## [WRITTEN PROBLEM]
Gather all lines in the entries below that include the word "JSON".

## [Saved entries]
==========
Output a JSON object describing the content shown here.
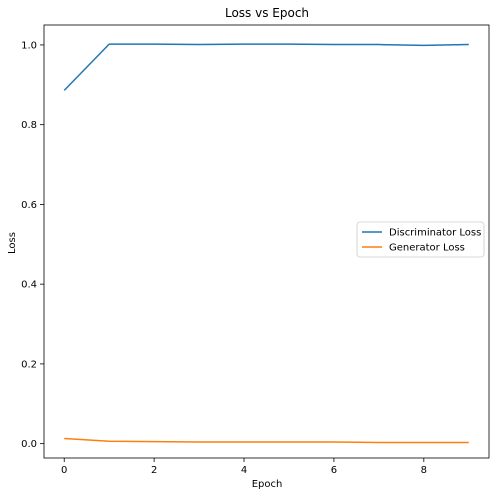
{
  "chart_data": {
    "type": "line",
    "title": "Loss vs Epoch",
    "xlabel": "Epoch",
    "ylabel": "Loss",
    "x": [
      0,
      1,
      2,
      3,
      4,
      5,
      6,
      7,
      8,
      9
    ],
    "xlim": [
      -0.45,
      9.45
    ],
    "ylim": [
      -0.036,
      1.05
    ],
    "xticks": [
      0,
      2,
      4,
      6,
      8
    ],
    "yticks": [
      0.0,
      0.2,
      0.4,
      0.6,
      0.8,
      1.0
    ],
    "xtick_labels": [
      "0",
      "2",
      "4",
      "6",
      "8"
    ],
    "ytick_labels": [
      "0.0",
      "0.2",
      "0.4",
      "0.6",
      "0.8",
      "1.0"
    ],
    "grid": false,
    "legend_position": "center-right",
    "series": [
      {
        "name": "Discriminator Loss",
        "color": "#1f77b4",
        "values": [
          0.886,
          1.002,
          1.002,
          1.001,
          1.002,
          1.002,
          1.001,
          1.001,
          0.999,
          1.001
        ]
      },
      {
        "name": "Generator Loss",
        "color": "#ff7f0e",
        "values": [
          0.013,
          0.006,
          0.005,
          0.004,
          0.004,
          0.004,
          0.004,
          0.003,
          0.003,
          0.003
        ]
      }
    ]
  }
}
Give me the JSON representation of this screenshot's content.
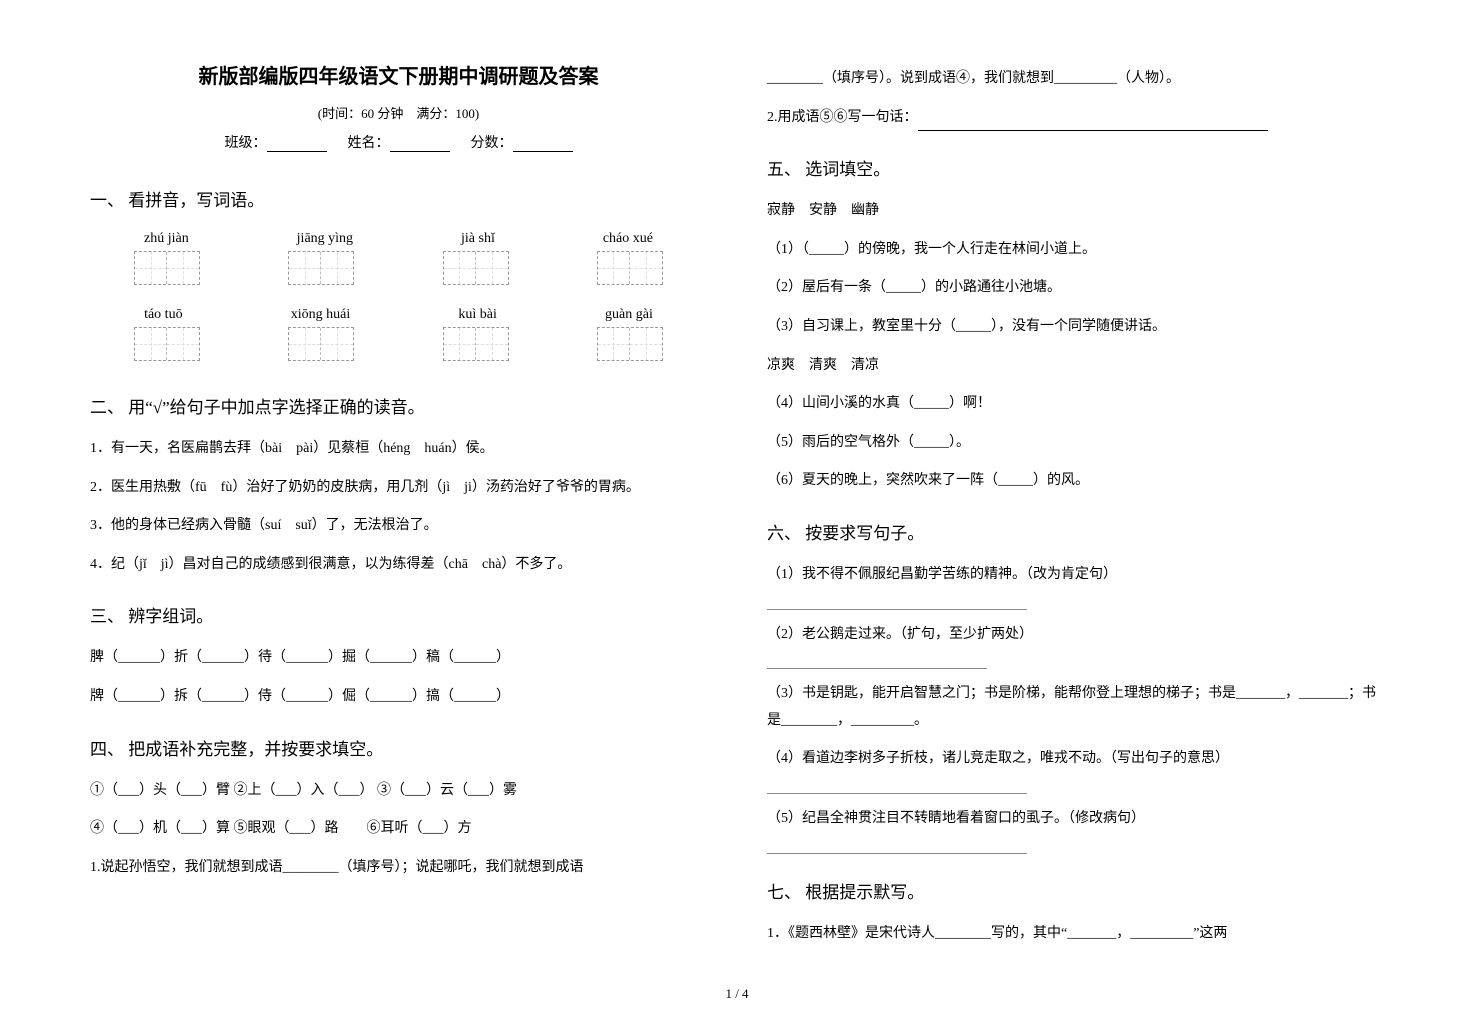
{
  "title": "新版部编版四年级语文下册期中调研题及答案",
  "meta": "(时间：60 分钟　满分：100)",
  "info": {
    "class_label": "班级：",
    "name_label": "姓名：",
    "score_label": "分数："
  },
  "fontsize": {
    "title": 20,
    "heading": 17,
    "body": 14,
    "meta": 13
  },
  "colors": {
    "text": "#000000",
    "dashed": "#bbbbbb",
    "rule": "#888888",
    "bg": "#ffffff"
  },
  "sec1": {
    "heading": "一、 看拼音，写词语。",
    "rows": [
      {
        "pinyin": [
          "zhú jiàn",
          "jiāng yìng",
          "jià shǐ",
          "cháo xué"
        ],
        "cells": 2
      },
      {
        "pinyin": [
          "táo tuō",
          "xiōng huái",
          "kuì bài",
          "guàn gài"
        ],
        "cells": 2
      }
    ]
  },
  "sec2": {
    "heading": "二、 用“√”给句子中加点字选择正确的读音。",
    "items": [
      "1．有一天，名医扁鹊去拜（bài　pài）见蔡桓（héng　huán）侯。",
      "2．医生用热敷（fū　fù）治好了奶奶的皮肤病，用几剂（jì　ji）汤药治好了爷爷的胃病。",
      "3．他的身体已经病入骨髓（suí　suǐ）了，无法根治了。",
      "4．纪（jǐ　jì）昌对自己的成绩感到很满意，以为练得差（chā　chà）不多了。"
    ]
  },
  "sec3": {
    "heading": "三、 辨字组词。",
    "line1": "脾（______）折（______）待（______）掘（______）稿（______）",
    "line2": "牌（______）拆（______）侍（______）倔（______）搞（______）"
  },
  "sec4": {
    "heading": "四、 把成语补充完整，并按要求填空。",
    "line1": "①（___）头（___）臂 ②上（___）入（___） ③（___）云（___）雾",
    "line2": "④（___）机（___）算 ⑤眼观（___）路　　⑥耳听（___）方",
    "q1a": "1.说起孙悟空，我们就想到成语________（填序号）；说起哪吒，我们就想到成语",
    "q1b_left": "________（填序号）。说到成语④，我们就想到_________（人物）。",
    "q2": "2.用成语⑤⑥写一句话："
  },
  "sec5": {
    "heading": "五、 选词填空。",
    "group1_words": "寂静　安静　幽静",
    "g1": [
      "（1）（_____）的傍晚，我一个人行走在林间小道上。",
      "（2）屋后有一条（_____）的小路通往小池塘。",
      "（3）自习课上，教室里十分（_____），没有一个同学随便讲话。"
    ],
    "group2_words": "凉爽　清爽　清凉",
    "g2": [
      "（4）山间小溪的水真（_____）啊！",
      "（5）雨后的空气格外（_____）。",
      "（6）夏天的晚上，突然吹来了一阵（_____）的风。"
    ]
  },
  "sec6": {
    "heading": "六、 按要求写句子。",
    "items": [
      "（1）我不得不佩服纪昌勤学苦练的精神。（改为肯定句）",
      "（2）老公鹅走过来。（扩句，至少扩两处）",
      "（3）书是钥匙，能开启智慧之门；书是阶梯，能帮你登上理想的梯子；书是_______，_______；书是________，_________。",
      "（4）看道边李树多子折枝，诸儿竞走取之，唯戎不动。（写出句子的意思）",
      "（5）纪昌全神贯注目不转睛地看着窗口的虱子。（修改病句）"
    ]
  },
  "sec7": {
    "heading": "七、 根据提示默写。",
    "q1": "1．《题西林壁》是宋代诗人________写的，其中“_______，_________”这两"
  },
  "page_num": "1 / 4"
}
==========
## [SOLUTION TO THE PROBLEM]
Output a JSON object describing the content shown here.
Give me the JSON representation of this screenshot's content.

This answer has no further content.